### TASK STATEMENT
Report the number of lines that include "networks", with no additional text.

### Stored data
[start]

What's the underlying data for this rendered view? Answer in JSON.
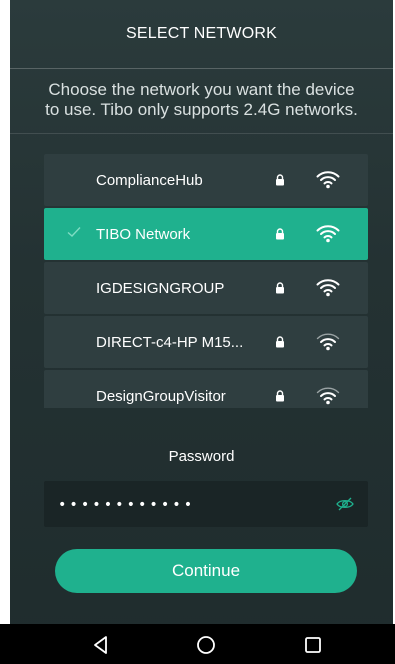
{
  "header": {
    "title": "SELECT NETWORK"
  },
  "instructions": {
    "line1": "Choose the network you want the device",
    "line2": "to use. Tibo only supports 2.4G networks."
  },
  "networks": [
    {
      "ssid": "ComplianceHub",
      "secured": true,
      "selected": false
    },
    {
      "ssid": "TIBO Network",
      "secured": true,
      "selected": true
    },
    {
      "ssid": "IGDESIGNGROUP",
      "secured": true,
      "selected": false
    },
    {
      "ssid": "DIRECT-c4-HP M15...",
      "secured": true,
      "selected": false
    },
    {
      "ssid": "DesignGroupVisitor",
      "secured": true,
      "selected": false
    }
  ],
  "password": {
    "label": "Password",
    "value": "••••••••••••"
  },
  "continue_label": "Continue",
  "colors": {
    "accent": "#1fb18e",
    "row": "#2f3e40",
    "background": "#243233"
  },
  "icons": {
    "check": "check-icon",
    "lock": "lock-icon",
    "wifi": "wifi-icon",
    "eye": "eye-off-icon",
    "nav_back": "back-triangle-icon",
    "nav_home": "home-circle-icon",
    "nav_recents": "recents-square-icon"
  }
}
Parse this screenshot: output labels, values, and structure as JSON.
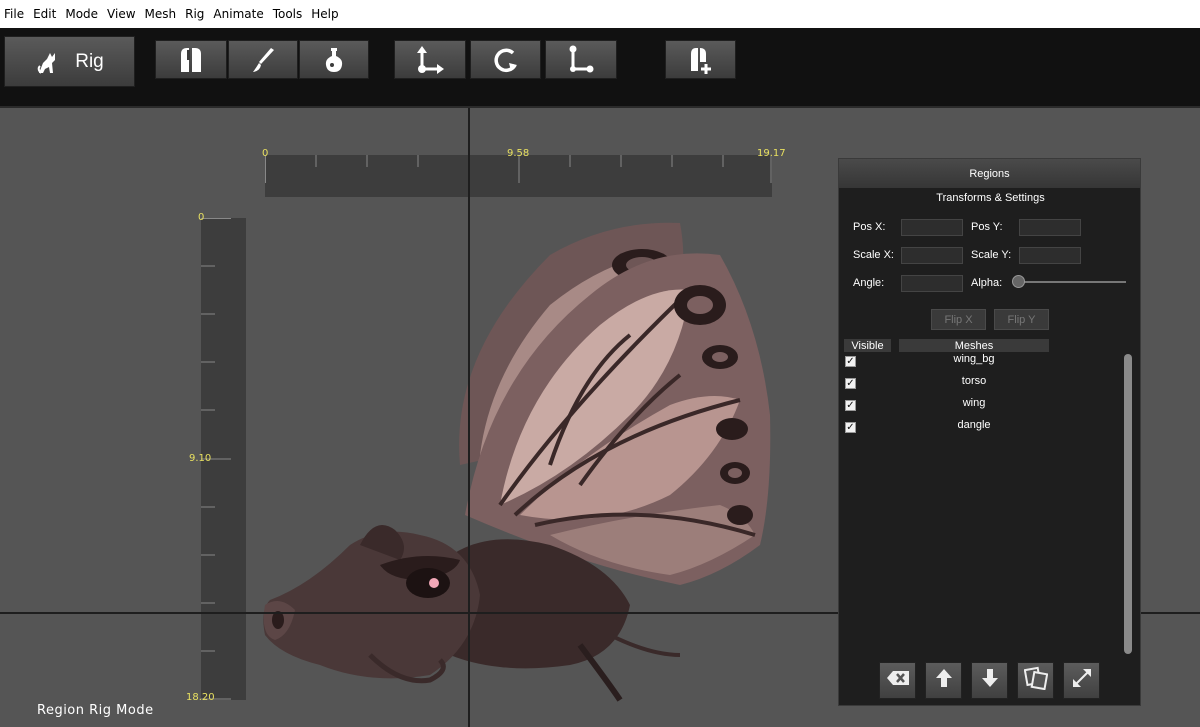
{
  "menu": [
    "File",
    "Edit",
    "Mode",
    "View",
    "Mesh",
    "Rig",
    "Animate",
    "Tools",
    "Help"
  ],
  "toolbar": {
    "rig_label": "Rig",
    "tools": [
      "bones-icon",
      "paint-brush-icon",
      "flask-icon",
      "move-axes-icon",
      "rotate-icon",
      "bone-connect-icon",
      "add-bone-icon"
    ]
  },
  "rulers": {
    "horizontal": [
      "0",
      "9.58",
      "19.17"
    ],
    "vertical": [
      "0",
      "9.10",
      "18.20"
    ],
    "label_color": "#e8e060"
  },
  "status": "Region Rig Mode",
  "panel": {
    "title": "Regions",
    "subtitle": "Transforms & Settings",
    "fields": {
      "pos_x": "Pos X:",
      "pos_y": "Pos Y:",
      "scale_x": "Scale X:",
      "scale_y": "Scale Y:",
      "angle": "Angle:",
      "alpha": "Alpha:"
    },
    "flip_x": "Flip X",
    "flip_y": "Flip Y",
    "col_visible": "Visible",
    "col_meshes": "Meshes",
    "meshes": [
      {
        "name": "wing_bg",
        "visible": true
      },
      {
        "name": "torso",
        "visible": true
      },
      {
        "name": "wing",
        "visible": true
      },
      {
        "name": "dangle",
        "visible": true
      }
    ],
    "bottom_buttons": [
      "delete-icon",
      "arrow-up-icon",
      "arrow-down-icon",
      "duplicate-icon",
      "expand-icon"
    ]
  }
}
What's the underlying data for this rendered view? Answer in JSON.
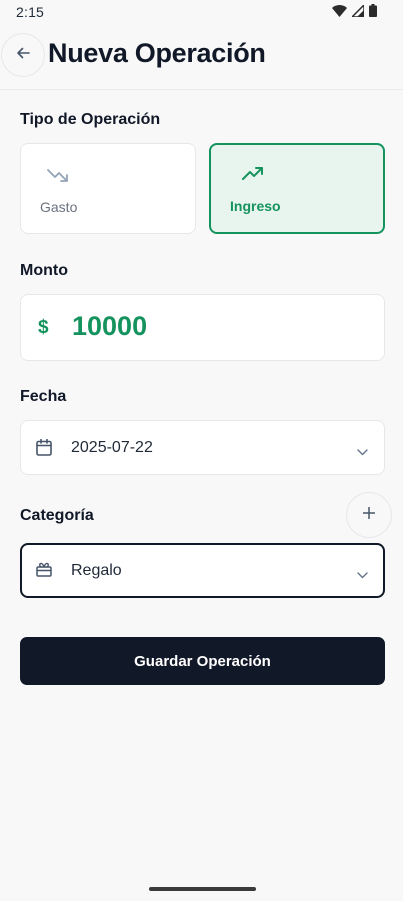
{
  "status_bar": {
    "time": "2:15",
    "icons": [
      "wifi-icon",
      "signal-icon",
      "battery-icon"
    ]
  },
  "header": {
    "back_icon": "arrow-left-icon",
    "title": "Nueva Operación"
  },
  "operation_type": {
    "label": "Tipo de Operación",
    "options": [
      {
        "label": "Gasto",
        "icon": "trending-down-icon",
        "selected": false
      },
      {
        "label": "Ingreso",
        "icon": "trending-up-icon",
        "selected": true
      }
    ]
  },
  "amount": {
    "label": "Monto",
    "currency_symbol": "$",
    "value": "10000"
  },
  "date": {
    "label": "Fecha",
    "icon": "calendar-icon",
    "value": "2025-07-22"
  },
  "category": {
    "label": "Categoría",
    "icon": "gift-icon",
    "value": "Regalo",
    "add_icon": "plus-icon"
  },
  "save_button": {
    "label": "Guardar Operación"
  },
  "colors": {
    "accent_green": "#15935e",
    "dark": "#111827",
    "muted": "#6b7280"
  }
}
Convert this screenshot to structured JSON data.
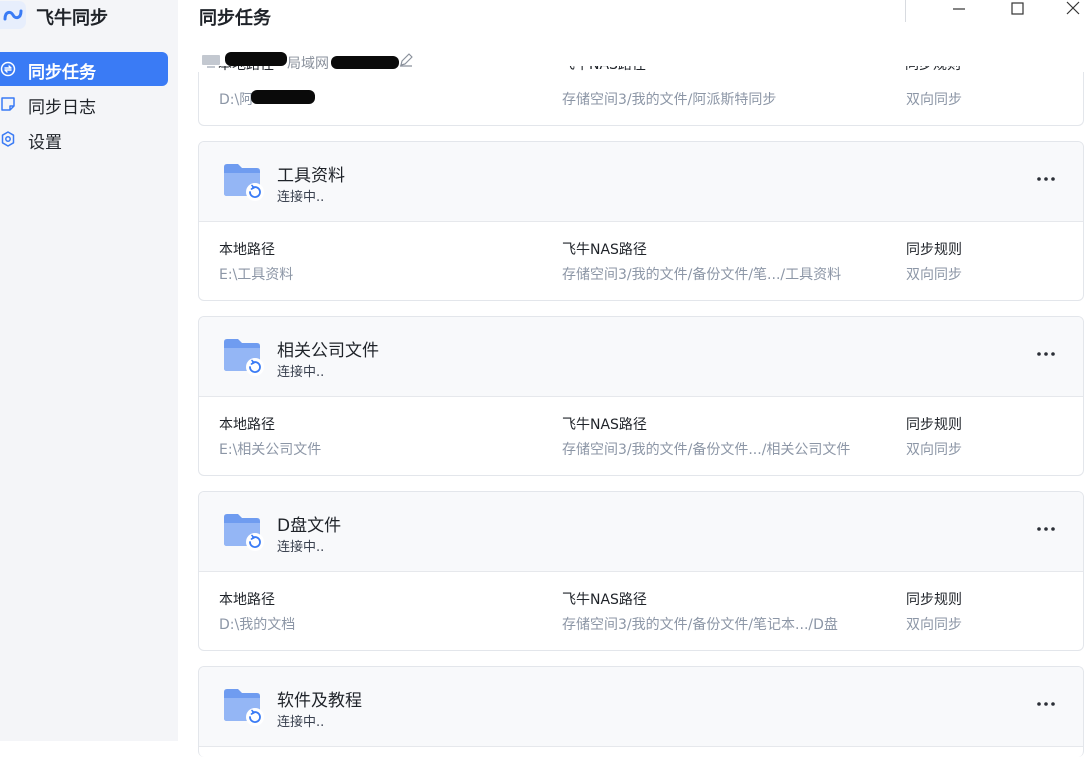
{
  "app": {
    "name": "飞牛同步"
  },
  "sidebar": {
    "items": [
      {
        "label": "同步任务",
        "active": true
      },
      {
        "label": "同步日志",
        "active": false
      },
      {
        "label": "设置",
        "active": false
      }
    ]
  },
  "header": {
    "title": "同步任务"
  },
  "device": {
    "network_label": "局域网"
  },
  "columns": {
    "local": "本地路径",
    "nas": "飞牛NAS路径",
    "rule": "同步规则"
  },
  "partial_task": {
    "local_path": "D:\\阿",
    "nas_path": "存储空间3/我的文件/阿派斯特同步",
    "rule": "双向同步"
  },
  "tasks": [
    {
      "name": "工具资料",
      "status": "连接中..",
      "local_path": "E:\\工具资料",
      "nas_path": "存储空间3/我的文件/备份文件/笔.../工具资料",
      "rule": "双向同步"
    },
    {
      "name": "相关公司文件",
      "status": "连接中..",
      "local_path": "E:\\相关公司文件",
      "nas_path": "存储空间3/我的文件/备份文件.../相关公司文件",
      "rule": "双向同步"
    },
    {
      "name": "D盘文件",
      "status": "连接中..",
      "local_path": "D:\\我的文档",
      "nas_path": "存储空间3/我的文件/备份文件/笔记本.../D盘",
      "rule": "双向同步"
    },
    {
      "name": "软件及教程",
      "status": "连接中..",
      "local_path": "",
      "nas_path": "",
      "rule": ""
    }
  ],
  "colors": {
    "accent": "#3a7bf5",
    "folder": "#6f9cf0",
    "sidebar_bg": "#f4f5f8"
  }
}
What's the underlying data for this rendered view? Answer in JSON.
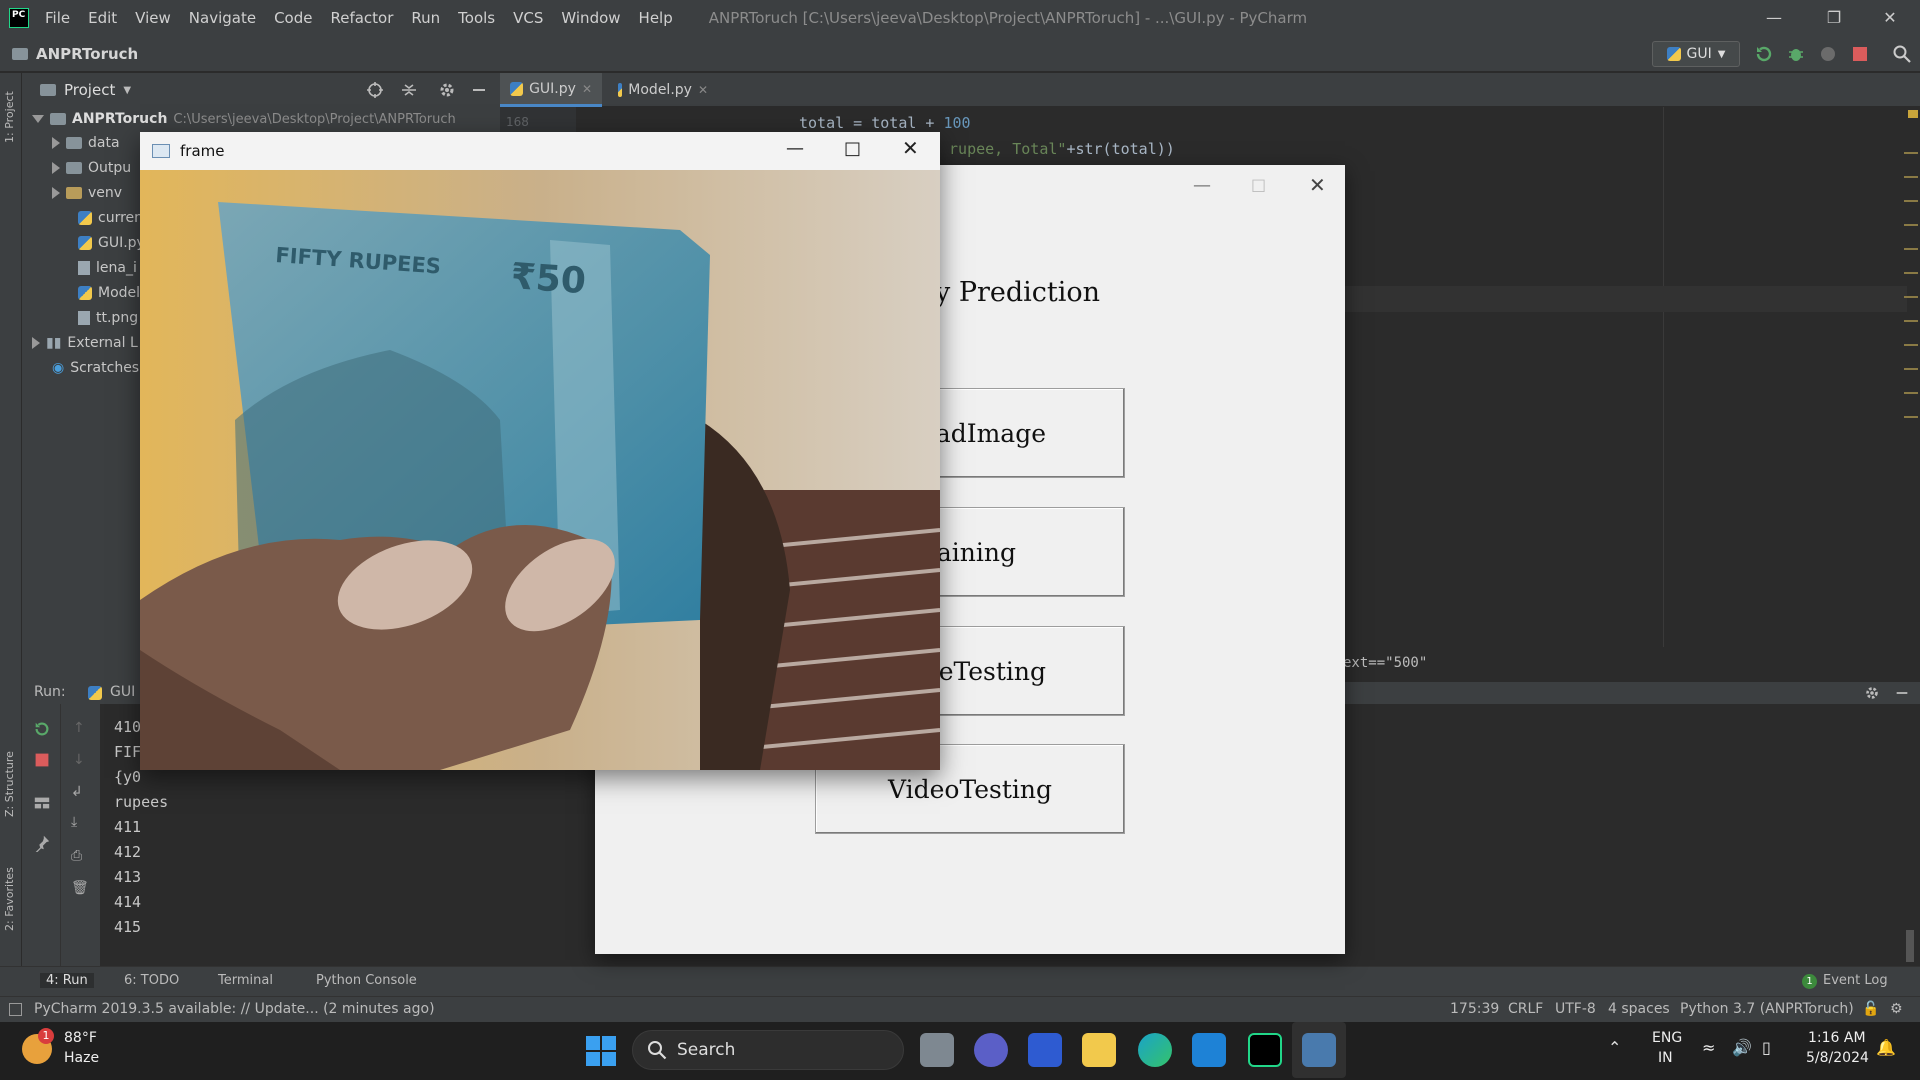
{
  "menubar": {
    "items": [
      "File",
      "Edit",
      "View",
      "Navigate",
      "Code",
      "Refactor",
      "Run",
      "Tools",
      "VCS",
      "Window",
      "Help"
    ],
    "window_title": "ANPRToruch [C:\\Users\\jeeva\\Desktop\\Project\\ANPRToruch] - ...\\GUI.py - PyCharm"
  },
  "navbar": {
    "project": "ANPRToruch",
    "run_config": "GUI"
  },
  "left_strip": {
    "project_label": "1: Project",
    "structure_label": "Z: Structure",
    "favorites_label": "2: Favorites"
  },
  "project_panel": {
    "title": "Project",
    "root_name": "ANPRToruch",
    "root_path": "C:\\Users\\jeeva\\Desktop\\Project\\ANPRToruch",
    "items": [
      {
        "label": "data"
      },
      {
        "label": "Outpu"
      },
      {
        "label": "venv"
      },
      {
        "label": "curren"
      },
      {
        "label": "GUI.py"
      },
      {
        "label": "lena_i"
      },
      {
        "label": "Model"
      },
      {
        "label": "tt.png"
      },
      {
        "label": "External L"
      },
      {
        "label": "Scratches"
      }
    ]
  },
  "editor": {
    "tabs": [
      {
        "label": "GUI.py"
      },
      {
        "label": "Model.py"
      }
    ],
    "line_number": "168",
    "code_line1_a": "total = total + ",
    "code_line1_num": "100",
    "code_line2_str": " rupee, Total\"",
    "code_line2_b": "+str(total))",
    "code_line3": "ext==\"500\""
  },
  "run_panel": {
    "label": "Run:",
    "tab": "GUI",
    "output": [
      "410",
      "FIF",
      "{y0",
      "rupees",
      "411",
      "412",
      "413",
      "414",
      "415"
    ]
  },
  "tool_tabs": [
    "4: Run",
    "6: TODO",
    "Terminal",
    "Python Console"
  ],
  "event_log": {
    "label": "Event Log",
    "count": "1"
  },
  "status_bar": {
    "message": "PyCharm 2019.3.5 available: // Update... (2 minutes ago)",
    "position": "175:39",
    "line_sep": "CRLF",
    "encoding": "UTF-8",
    "indent": "4 spaces",
    "interpreter": "Python 3.7 (ANPRToruch)"
  },
  "gui_window": {
    "title_text": "y Prediction",
    "buttons": [
      "badImage",
      "raining",
      "geTesting",
      "VideoTesting"
    ]
  },
  "frame_window": {
    "title": "frame",
    "note_text1": "FIFTY RUPEES",
    "note_text2": "₹50"
  },
  "taskbar": {
    "weather_temp": "88°F",
    "weather_desc": "Haze",
    "weather_badge": "1",
    "search_label": "Search",
    "lang_line1": "ENG",
    "lang_line2": "IN",
    "time": "1:16 AM",
    "date": "5/8/2024"
  }
}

[end]

### RESPONSE BELOW
2